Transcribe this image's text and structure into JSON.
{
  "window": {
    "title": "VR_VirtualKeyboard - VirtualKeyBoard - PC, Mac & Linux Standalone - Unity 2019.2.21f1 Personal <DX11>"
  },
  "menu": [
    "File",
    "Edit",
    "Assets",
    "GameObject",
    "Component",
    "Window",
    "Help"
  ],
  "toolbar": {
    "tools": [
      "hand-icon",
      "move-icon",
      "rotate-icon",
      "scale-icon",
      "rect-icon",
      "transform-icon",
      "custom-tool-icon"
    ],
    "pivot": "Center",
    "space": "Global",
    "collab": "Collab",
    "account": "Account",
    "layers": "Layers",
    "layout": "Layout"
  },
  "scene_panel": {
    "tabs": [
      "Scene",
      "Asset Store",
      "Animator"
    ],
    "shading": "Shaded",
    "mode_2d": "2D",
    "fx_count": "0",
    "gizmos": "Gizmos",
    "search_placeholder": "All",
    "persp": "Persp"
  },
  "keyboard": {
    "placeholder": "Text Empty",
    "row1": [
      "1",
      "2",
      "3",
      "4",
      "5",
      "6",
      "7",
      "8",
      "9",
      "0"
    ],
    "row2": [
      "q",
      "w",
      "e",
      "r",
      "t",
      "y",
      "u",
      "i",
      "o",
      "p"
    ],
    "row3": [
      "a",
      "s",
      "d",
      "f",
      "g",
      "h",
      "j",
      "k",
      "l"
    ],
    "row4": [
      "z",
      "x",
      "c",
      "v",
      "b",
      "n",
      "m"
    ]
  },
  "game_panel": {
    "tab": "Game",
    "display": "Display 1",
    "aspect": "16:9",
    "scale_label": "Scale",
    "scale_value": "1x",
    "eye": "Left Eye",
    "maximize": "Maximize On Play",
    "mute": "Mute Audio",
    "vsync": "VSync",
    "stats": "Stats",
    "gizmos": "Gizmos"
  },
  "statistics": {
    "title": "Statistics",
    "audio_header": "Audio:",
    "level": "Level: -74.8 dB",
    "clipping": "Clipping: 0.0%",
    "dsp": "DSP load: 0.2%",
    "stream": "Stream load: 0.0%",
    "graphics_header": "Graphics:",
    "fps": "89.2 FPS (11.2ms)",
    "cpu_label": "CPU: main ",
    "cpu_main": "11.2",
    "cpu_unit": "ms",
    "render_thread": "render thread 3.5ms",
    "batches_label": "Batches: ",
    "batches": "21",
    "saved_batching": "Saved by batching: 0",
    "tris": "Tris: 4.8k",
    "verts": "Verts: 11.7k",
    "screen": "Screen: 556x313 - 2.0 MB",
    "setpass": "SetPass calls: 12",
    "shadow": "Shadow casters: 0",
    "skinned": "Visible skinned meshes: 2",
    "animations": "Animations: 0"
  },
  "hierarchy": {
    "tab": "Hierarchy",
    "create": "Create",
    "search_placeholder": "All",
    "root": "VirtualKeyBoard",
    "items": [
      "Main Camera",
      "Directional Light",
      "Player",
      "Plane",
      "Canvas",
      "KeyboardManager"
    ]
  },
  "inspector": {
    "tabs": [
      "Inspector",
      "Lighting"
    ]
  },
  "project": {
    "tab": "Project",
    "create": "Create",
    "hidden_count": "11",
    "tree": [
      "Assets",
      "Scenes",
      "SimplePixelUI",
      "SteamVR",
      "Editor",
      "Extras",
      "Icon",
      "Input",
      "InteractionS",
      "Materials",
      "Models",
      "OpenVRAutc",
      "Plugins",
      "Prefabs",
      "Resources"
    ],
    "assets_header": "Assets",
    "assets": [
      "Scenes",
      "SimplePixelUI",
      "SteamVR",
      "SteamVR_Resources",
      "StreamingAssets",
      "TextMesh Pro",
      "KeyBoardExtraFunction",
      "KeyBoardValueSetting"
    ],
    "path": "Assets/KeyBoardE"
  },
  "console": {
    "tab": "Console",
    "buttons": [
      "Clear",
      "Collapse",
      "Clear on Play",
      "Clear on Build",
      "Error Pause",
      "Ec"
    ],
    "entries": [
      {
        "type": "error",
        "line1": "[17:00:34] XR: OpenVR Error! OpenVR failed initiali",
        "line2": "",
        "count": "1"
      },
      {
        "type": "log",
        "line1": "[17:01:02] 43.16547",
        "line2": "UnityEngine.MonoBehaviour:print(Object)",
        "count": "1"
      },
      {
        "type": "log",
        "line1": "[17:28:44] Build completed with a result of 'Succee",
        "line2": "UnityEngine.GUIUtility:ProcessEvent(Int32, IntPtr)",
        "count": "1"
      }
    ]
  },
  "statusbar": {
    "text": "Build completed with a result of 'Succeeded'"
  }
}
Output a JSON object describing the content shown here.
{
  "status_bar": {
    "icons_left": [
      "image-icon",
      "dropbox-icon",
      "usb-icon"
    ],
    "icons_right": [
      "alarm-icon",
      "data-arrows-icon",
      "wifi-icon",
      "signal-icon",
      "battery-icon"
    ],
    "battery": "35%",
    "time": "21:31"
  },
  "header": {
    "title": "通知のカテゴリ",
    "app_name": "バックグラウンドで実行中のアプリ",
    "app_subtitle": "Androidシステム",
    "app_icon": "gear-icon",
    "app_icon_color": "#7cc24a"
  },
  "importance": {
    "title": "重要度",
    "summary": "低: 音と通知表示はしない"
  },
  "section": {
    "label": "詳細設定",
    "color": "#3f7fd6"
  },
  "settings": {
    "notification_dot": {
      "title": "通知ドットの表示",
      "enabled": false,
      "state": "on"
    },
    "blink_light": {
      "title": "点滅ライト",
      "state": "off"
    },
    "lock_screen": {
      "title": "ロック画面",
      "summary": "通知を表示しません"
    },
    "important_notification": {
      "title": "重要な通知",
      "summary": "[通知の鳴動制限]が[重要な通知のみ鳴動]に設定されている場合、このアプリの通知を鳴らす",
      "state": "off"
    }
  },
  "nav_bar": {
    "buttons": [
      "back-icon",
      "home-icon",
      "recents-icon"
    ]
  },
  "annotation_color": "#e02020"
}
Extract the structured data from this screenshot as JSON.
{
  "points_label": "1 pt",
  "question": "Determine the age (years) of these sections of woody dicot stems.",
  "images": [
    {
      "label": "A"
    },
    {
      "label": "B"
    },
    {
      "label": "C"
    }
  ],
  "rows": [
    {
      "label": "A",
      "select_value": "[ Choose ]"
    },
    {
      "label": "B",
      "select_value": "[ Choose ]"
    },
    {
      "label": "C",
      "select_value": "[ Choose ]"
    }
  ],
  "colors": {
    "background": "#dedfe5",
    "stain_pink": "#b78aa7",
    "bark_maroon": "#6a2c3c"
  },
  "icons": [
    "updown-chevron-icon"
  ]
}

◆ ◆ ◆ ◆ ◆

- [WORK TO BE COMPLETED]:
Copy out the full material exactly as it appears.

- [EXERCISE RESULT]:
Transcribe this image's text and structure into JSON.
{
  "window": {
    "title": "VR_VirtualKeyboard - VirtualKeyBoard - PC, Mac & Linux Standalone - Unity 2019.2.21f1 Personal <DX11>"
  },
  "menu": [
    "File",
    "Edit",
    "Assets",
    "GameObject",
    "Component",
    "Window",
    "Help"
  ],
  "toolbar": {
    "tools": [
      "hand-icon",
      "move-icon",
      "rotate-icon",
      "scale-icon",
      "rect-icon",
      "transform-icon",
      "custom-tool-icon"
    ],
    "pivot": "Center",
    "space": "Global",
    "collab": "Collab",
    "account": "Account",
    "layers": "Layers",
    "layout": "Layout"
  },
  "scene_panel": {
    "tabs": [
      "Scene",
      "Asset Store",
      "Animator"
    ],
    "shading": "Shaded",
    "mode_2d": "2D",
    "fx_count": "0",
    "gizmos": "Gizmos",
    "search_placeholder": "All",
    "persp": "Persp"
  },
  "keyboard": {
    "placeholder": "Text Empty",
    "row1": [
      "1",
      "2",
      "3",
      "4",
      "5",
      "6",
      "7",
      "8",
      "9",
      "0"
    ],
    "row2": [
      "q",
      "w",
      "e",
      "r",
      "t",
      "y",
      "u",
      "i",
      "o",
      "p"
    ],
    "row3": [
      "a",
      "s",
      "d",
      "f",
      "g",
      "h",
      "j",
      "k",
      "l"
    ],
    "row4": [
      "z",
      "x",
      "c",
      "v",
      "b",
      "n",
      "m"
    ]
  },
  "game_panel": {
    "tab": "Game",
    "display": "Display 1",
    "aspect": "16:9",
    "scale_label": "Scale",
    "scale_value": "1x",
    "eye": "Left Eye",
    "maximize": "Maximize On Play",
    "mute": "Mute Audio",
    "vsync": "VSync",
    "stats": "Stats",
    "gizmos": "Gizmos"
  },
  "statistics": {
    "title": "Statistics",
    "audio_header": "Audio:",
    "level": "Level: -74.8 dB",
    "clipping": "Clipping: 0.0%",
    "dsp": "DSP load: 0.2%",
    "stream": "Stream load: 0.0%",
    "graphics_header": "Graphics:",
    "fps": "89.2 FPS (11.2ms)",
    "cpu_label": "CPU: main ",
    "cpu_main": "11.2",
    "cpu_unit": "ms",
    "render_thread": "render thread 3.5ms",
    "batches_label": "Batches: ",
    "batches": "21",
    "saved_batching": "Saved by batching: 0",
    "tris": "Tris: 4.8k",
    "verts": "Verts: 11.7k",
    "screen": "Screen: 556x313 - 2.0 MB",
    "setpass": "SetPass calls: 12",
    "shadow": "Shadow casters: 0",
    "skinned": "Visible skinned meshes: 2",
    "animations": "Animations: 0"
  },
  "hierarchy": {
    "tab": "Hierarchy",
    "create": "Create",
    "search_placeholder": "All",
    "root": "VirtualKeyBoard",
    "items": [
      "Main Camera",
      "Directional Light",
      "Player",
      "Plane",
      "Canvas",
      "KeyboardManager"
    ]
  },
  "inspector": {
    "tabs": [
      "Inspector",
      "Lighting"
    ]
  },
  "project": {
    "tab": "Project",
    "create": "Create",
    "hidden_count": "11",
    "tree": [
      "Assets",
      "Scenes",
      "SimplePixelUI",
      "SteamVR",
      "Editor",
      "Extras",
      "Icon",
      "Input",
      "InteractionS",
      "Materials",
      "Models",
      "OpenVRAutc",
      "Plugins",
      "Prefabs",
      "Resources"
    ],
    "assets_header": "Assets",
    "assets": [
      "Scenes",
      "SimplePixelUI",
      "SteamVR",
      "SteamVR_Resources",
      "StreamingAssets",
      "TextMesh Pro",
      "KeyBoardExtraFunction",
      "KeyBoardValueSetting"
    ],
    "path": "Assets/KeyBoardE"
  },
  "console": {
    "tab": "Console",
    "buttons": [
      "Clear",
      "Collapse",
      "Clear on Play",
      "Clear on Build",
      "Error Pause",
      "Ec"
    ],
    "entries": [
      {
        "type": "error",
        "line1": "[17:00:34] XR: OpenVR Error! OpenVR failed initiali",
        "line2": "",
        "count": "1"
      },
      {
        "type": "log",
        "line1": "[17:01:02] 43.16547",
        "line2": "UnityEngine.MonoBehaviour:print(Object)",
        "count": "1"
      },
      {
        "type": "log",
        "line1": "[17:28:44] Build completed with a result of 'Succee",
        "line2": "UnityEngine.GUIUtility:ProcessEvent(Int32, IntPtr)",
        "count": "1"
      }
    ]
  },
  "statusbar": {
    "text": "Build completed with a result of 'Succeeded'"
  }
}
Output a JSON object describing the content shown here.
{
  "status_bar": {
    "icons_left": [
      "image-icon",
      "dropbox-icon",
      "usb-icon"
    ],
    "icons_right": [
      "alarm-icon",
      "data-arrows-icon",
      "wifi-icon",
      "signal-icon",
      "battery-icon"
    ],
    "battery": "35%",
    "time": "21:31"
  },
  "header": {
    "title": "通知のカテゴリ",
    "app_name": "バックグラウンドで実行中のアプリ",
    "app_subtitle": "Androidシステム",
    "app_icon": "gear-icon",
    "app_icon_color": "#7cc24a"
  },
  "importance": {
    "title": "重要度",
    "summary": "低: 音と通知表示はしない"
  },
  "section": {
    "label": "詳細設定",
    "color": "#3f7fd6"
  },
  "settings": {
    "notification_dot": {
      "title": "通知ドットの表示",
      "enabled": false,
      "state": "on"
    },
    "blink_light": {
      "title": "点滅ライト",
      "state": "off"
    },
    "lock_screen": {
      "title": "ロック画面",
      "summary": "通知を表示しません"
    },
    "important_notification": {
      "title": "重要な通知",
      "summary": "[通知の鳴動制限]が[重要な通知のみ鳴動]に設定されている場合、このアプリの通知を鳴らす",
      "state": "off"
    }
  },
  "nav_bar": {
    "buttons": [
      "back-icon",
      "home-icon",
      "recents-icon"
    ]
  },
  "annotation_color": "#e02020"
}
Extract the structured data from this screenshot as JSON.
{
  "points_label": "1 pt",
  "question": "Determine the age (years) of these sections of woody dicot stems.",
  "images": [
    {
      "label": "A"
    },
    {
      "label": "B"
    },
    {
      "label": "C"
    }
  ],
  "rows": [
    {
      "label": "A",
      "select_value": "[ Choose ]"
    },
    {
      "label": "B",
      "select_value": "[ Choose ]"
    },
    {
      "label": "C",
      "select_value": "[ Choose ]"
    }
  ],
  "colors": {
    "background": "#dedfe5",
    "stain_pink": "#b78aa7",
    "bark_maroon": "#6a2c3c"
  },
  "icons": [
    "updown-chevron-icon"
  ]
}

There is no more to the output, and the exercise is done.